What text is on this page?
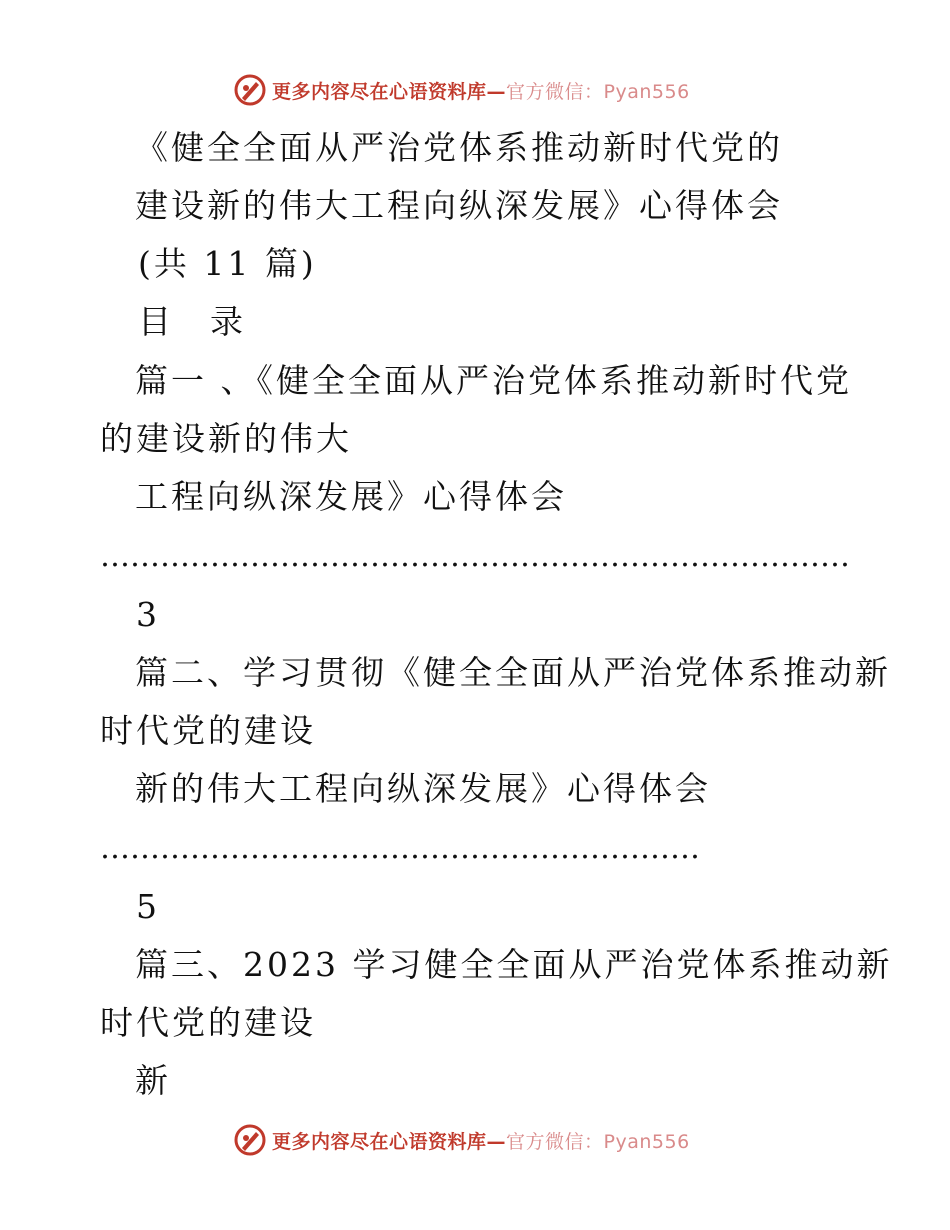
更多内容尽在心语资料库—官方微信：Pyan556
《健全全面从严治党体系推动新时代党的
建设新的伟大工程向纵深发展》心得体会
(共 11 篇)
目　录
篇一 、《健全全面从严治党体系推动新时代党
的建设新的伟大
工程向纵深发展》心得体会
…………………………………………………………………
3
篇二、学习贯彻《健全全面从严治党体系推动新
时代党的建设
新的伟大工程向纵深发展》心得体会
……………………………………………………
5
篇三、2023 学习健全全面从严治党体系推动新
时代党的建设
新
更多内容尽在心语资料库—官方微信：Pyan556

● To do
Your copy of the data above should match it exactly, except that pictures are left out.

● Final result
What text is on this page?
更多内容尽在心语资料库—官方微信：Pyan556
《健全全面从严治党体系推动新时代党的
建设新的伟大工程向纵深发展》心得体会
(共 11 篇)
目　录
篇一 、《健全全面从严治党体系推动新时代党
的建设新的伟大
工程向纵深发展》心得体会
…………………………………………………………………
3
篇二、学习贯彻《健全全面从严治党体系推动新
时代党的建设
新的伟大工程向纵深发展》心得体会
……………………………………………………
5
篇三、2023 学习健全全面从严治党体系推动新
时代党的建设
新
更多内容尽在心语资料库—官方微信：Pyan556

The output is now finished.